* [Goal]: Can you transcribe every line exactly and leave the pictures behind?

* [Supplied material]:
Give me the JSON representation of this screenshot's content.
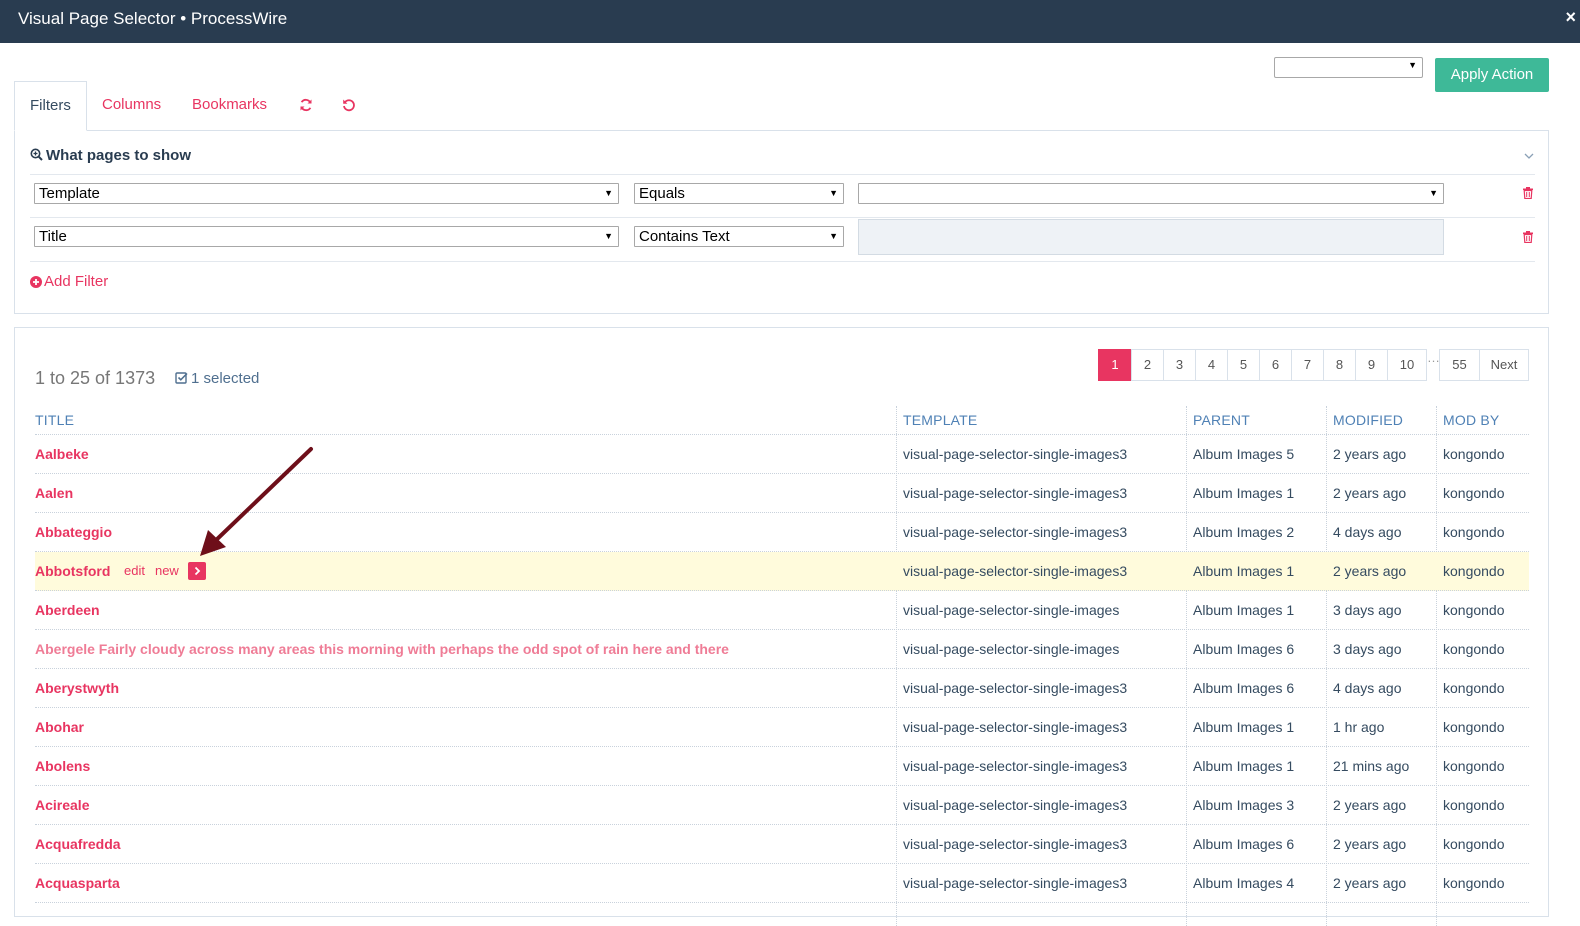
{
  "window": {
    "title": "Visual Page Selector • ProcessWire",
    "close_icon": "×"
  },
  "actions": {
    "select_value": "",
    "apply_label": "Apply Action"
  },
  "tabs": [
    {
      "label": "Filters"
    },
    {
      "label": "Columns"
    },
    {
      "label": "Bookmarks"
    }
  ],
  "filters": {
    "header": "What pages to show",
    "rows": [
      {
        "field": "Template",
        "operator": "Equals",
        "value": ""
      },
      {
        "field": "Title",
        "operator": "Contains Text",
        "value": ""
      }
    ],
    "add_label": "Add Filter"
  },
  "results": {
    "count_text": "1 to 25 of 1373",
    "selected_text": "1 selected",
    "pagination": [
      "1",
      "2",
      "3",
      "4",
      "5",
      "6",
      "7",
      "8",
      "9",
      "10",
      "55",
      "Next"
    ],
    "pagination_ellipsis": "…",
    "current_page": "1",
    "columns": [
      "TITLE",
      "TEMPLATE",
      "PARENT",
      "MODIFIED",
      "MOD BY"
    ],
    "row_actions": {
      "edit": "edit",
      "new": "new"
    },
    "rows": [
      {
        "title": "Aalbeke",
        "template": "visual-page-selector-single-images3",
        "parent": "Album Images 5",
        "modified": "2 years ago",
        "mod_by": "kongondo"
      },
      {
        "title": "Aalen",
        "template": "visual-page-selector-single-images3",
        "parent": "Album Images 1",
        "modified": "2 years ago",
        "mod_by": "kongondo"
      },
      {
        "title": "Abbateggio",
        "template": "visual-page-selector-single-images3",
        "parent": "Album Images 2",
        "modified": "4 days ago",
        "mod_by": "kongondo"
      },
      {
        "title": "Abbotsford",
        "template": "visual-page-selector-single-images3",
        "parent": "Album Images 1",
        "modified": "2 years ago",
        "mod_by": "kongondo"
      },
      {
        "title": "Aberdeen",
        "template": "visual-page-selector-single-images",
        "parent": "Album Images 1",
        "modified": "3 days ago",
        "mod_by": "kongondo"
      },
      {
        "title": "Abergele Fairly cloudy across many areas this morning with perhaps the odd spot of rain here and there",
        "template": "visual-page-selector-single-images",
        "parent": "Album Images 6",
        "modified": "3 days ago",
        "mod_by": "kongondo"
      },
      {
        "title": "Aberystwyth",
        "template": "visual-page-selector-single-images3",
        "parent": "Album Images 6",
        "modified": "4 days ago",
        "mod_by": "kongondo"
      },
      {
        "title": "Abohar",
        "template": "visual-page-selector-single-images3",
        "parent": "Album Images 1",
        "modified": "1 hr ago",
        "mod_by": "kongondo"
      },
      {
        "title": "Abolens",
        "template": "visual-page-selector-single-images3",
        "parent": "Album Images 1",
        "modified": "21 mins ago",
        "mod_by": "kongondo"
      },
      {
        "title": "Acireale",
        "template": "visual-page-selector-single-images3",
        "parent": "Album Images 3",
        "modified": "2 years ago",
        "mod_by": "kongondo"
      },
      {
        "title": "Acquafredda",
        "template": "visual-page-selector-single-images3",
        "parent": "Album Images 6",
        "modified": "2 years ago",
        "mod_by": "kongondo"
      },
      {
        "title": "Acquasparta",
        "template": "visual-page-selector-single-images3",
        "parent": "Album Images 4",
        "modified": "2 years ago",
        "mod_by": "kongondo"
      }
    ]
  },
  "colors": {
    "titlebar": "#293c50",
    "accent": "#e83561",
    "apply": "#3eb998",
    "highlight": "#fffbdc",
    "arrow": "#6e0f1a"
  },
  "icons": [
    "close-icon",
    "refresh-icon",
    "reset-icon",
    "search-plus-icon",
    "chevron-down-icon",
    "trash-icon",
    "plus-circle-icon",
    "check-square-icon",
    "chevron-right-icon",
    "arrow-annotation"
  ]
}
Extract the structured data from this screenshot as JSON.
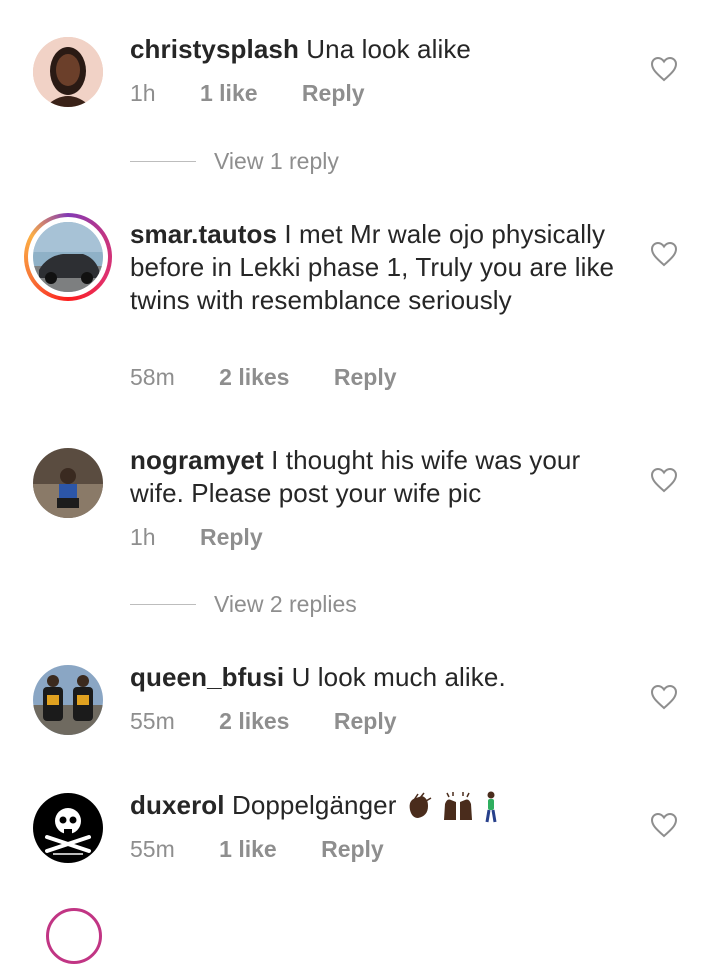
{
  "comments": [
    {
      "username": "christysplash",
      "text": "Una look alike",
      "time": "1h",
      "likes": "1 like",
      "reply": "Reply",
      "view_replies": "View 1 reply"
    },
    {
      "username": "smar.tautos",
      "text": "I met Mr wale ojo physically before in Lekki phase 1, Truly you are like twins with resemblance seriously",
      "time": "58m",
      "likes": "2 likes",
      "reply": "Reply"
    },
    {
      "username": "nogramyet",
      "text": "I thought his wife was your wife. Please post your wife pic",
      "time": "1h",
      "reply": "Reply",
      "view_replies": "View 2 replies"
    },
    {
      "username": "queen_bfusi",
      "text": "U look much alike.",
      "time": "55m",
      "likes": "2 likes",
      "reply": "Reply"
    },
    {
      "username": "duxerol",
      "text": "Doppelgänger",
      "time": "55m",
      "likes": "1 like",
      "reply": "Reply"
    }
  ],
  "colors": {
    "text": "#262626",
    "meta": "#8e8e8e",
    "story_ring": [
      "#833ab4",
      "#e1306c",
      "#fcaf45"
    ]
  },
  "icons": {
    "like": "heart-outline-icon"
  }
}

* [Exercise answer]:
Give me the JSON representation of this screenshot's content.
{
  "window": {
    "title": "Visual Page Selector • ProcessWire",
    "close_icon": "×"
  },
  "actions": {
    "select_value": "",
    "apply_label": "Apply Action"
  },
  "tabs": [
    {
      "label": "Filters"
    },
    {
      "label": "Columns"
    },
    {
      "label": "Bookmarks"
    }
  ],
  "filters": {
    "header": "What pages to show",
    "rows": [
      {
        "field": "Template",
        "operator": "Equals",
        "value": ""
      },
      {
        "field": "Title",
        "operator": "Contains Text",
        "value": ""
      }
    ],
    "add_label": "Add Filter"
  },
  "results": {
    "count_text": "1 to 25 of 1373",
    "selected_text": "1 selected",
    "pagination": [
      "1",
      "2",
      "3",
      "4",
      "5",
      "6",
      "7",
      "8",
      "9",
      "10",
      "55",
      "Next"
    ],
    "pagination_ellipsis": "…",
    "current_page": "1",
    "columns": [
      "TITLE",
      "TEMPLATE",
      "PARENT",
      "MODIFIED",
      "MOD BY"
    ],
    "row_actions": {
      "edit": "edit",
      "new": "new"
    },
    "rows": [
      {
        "title": "Aalbeke",
        "template": "visual-page-selector-single-images3",
        "parent": "Album Images 5",
        "modified": "2 years ago",
        "mod_by": "kongondo"
      },
      {
        "title": "Aalen",
        "template": "visual-page-selector-single-images3",
        "parent": "Album Images 1",
        "modified": "2 years ago",
        "mod_by": "kongondo"
      },
      {
        "title": "Abbateggio",
        "template": "visual-page-selector-single-images3",
        "parent": "Album Images 2",
        "modified": "4 days ago",
        "mod_by": "kongondo"
      },
      {
        "title": "Abbotsford",
        "template": "visual-page-selector-single-images3",
        "parent": "Album Images 1",
        "modified": "2 years ago",
        "mod_by": "kongondo"
      },
      {
        "title": "Aberdeen",
        "template": "visual-page-selector-single-images",
        "parent": "Album Images 1",
        "modified": "3 days ago",
        "mod_by": "kongondo"
      },
      {
        "title": "Abergele Fairly cloudy across many areas this morning with perhaps the odd spot of rain here and there",
        "template": "visual-page-selector-single-images",
        "parent": "Album Images 6",
        "modified": "3 days ago",
        "mod_by": "kongondo"
      },
      {
        "title": "Aberystwyth",
        "template": "visual-page-selector-single-images3",
        "parent": "Album Images 6",
        "modified": "4 days ago",
        "mod_by": "kongondo"
      },
      {
        "title": "Abohar",
        "template": "visual-page-selector-single-images3",
        "parent": "Album Images 1",
        "modified": "1 hr ago",
        "mod_by": "kongondo"
      },
      {
        "title": "Abolens",
        "template": "visual-page-selector-single-images3",
        "parent": "Album Images 1",
        "modified": "21 mins ago",
        "mod_by": "kongondo"
      },
      {
        "title": "Acireale",
        "template": "visual-page-selector-single-images3",
        "parent": "Album Images 3",
        "modified": "2 years ago",
        "mod_by": "kongondo"
      },
      {
        "title": "Acquafredda",
        "template": "visual-page-selector-single-images3",
        "parent": "Album Images 6",
        "modified": "2 years ago",
        "mod_by": "kongondo"
      },
      {
        "title": "Acquasparta",
        "template": "visual-page-selector-single-images3",
        "parent": "Album Images 4",
        "modified": "2 years ago",
        "mod_by": "kongondo"
      }
    ]
  },
  "colors": {
    "titlebar": "#293c50",
    "accent": "#e83561",
    "apply": "#3eb998",
    "highlight": "#fffbdc",
    "arrow": "#6e0f1a"
  },
  "icons": [
    "close-icon",
    "refresh-icon",
    "reset-icon",
    "search-plus-icon",
    "chevron-down-icon",
    "trash-icon",
    "plus-circle-icon",
    "check-square-icon",
    "chevron-right-icon",
    "arrow-annotation"
  ]
}
Extract the structured data from this screenshot as JSON.
{
  "comments": [
    {
      "username": "christysplash",
      "text": "Una look alike",
      "time": "1h",
      "likes": "1 like",
      "reply": "Reply",
      "view_replies": "View 1 reply"
    },
    {
      "username": "smar.tautos",
      "text": "I met Mr wale ojo physically before in Lekki phase 1, Truly you are like twins with resemblance seriously",
      "time": "58m",
      "likes": "2 likes",
      "reply": "Reply"
    },
    {
      "username": "nogramyet",
      "text": "I thought his wife was your wife. Please post your wife pic",
      "time": "1h",
      "reply": "Reply",
      "view_replies": "View 2 replies"
    },
    {
      "username": "queen_bfusi",
      "text": "U look much alike.",
      "time": "55m",
      "likes": "2 likes",
      "reply": "Reply"
    },
    {
      "username": "duxerol",
      "text": "Doppelgänger",
      "time": "55m",
      "likes": "1 like",
      "reply": "Reply"
    }
  ],
  "colors": {
    "text": "#262626",
    "meta": "#8e8e8e",
    "story_ring": [
      "#833ab4",
      "#e1306c",
      "#fcaf45"
    ]
  },
  "icons": {
    "like": "heart-outline-icon"
  }
}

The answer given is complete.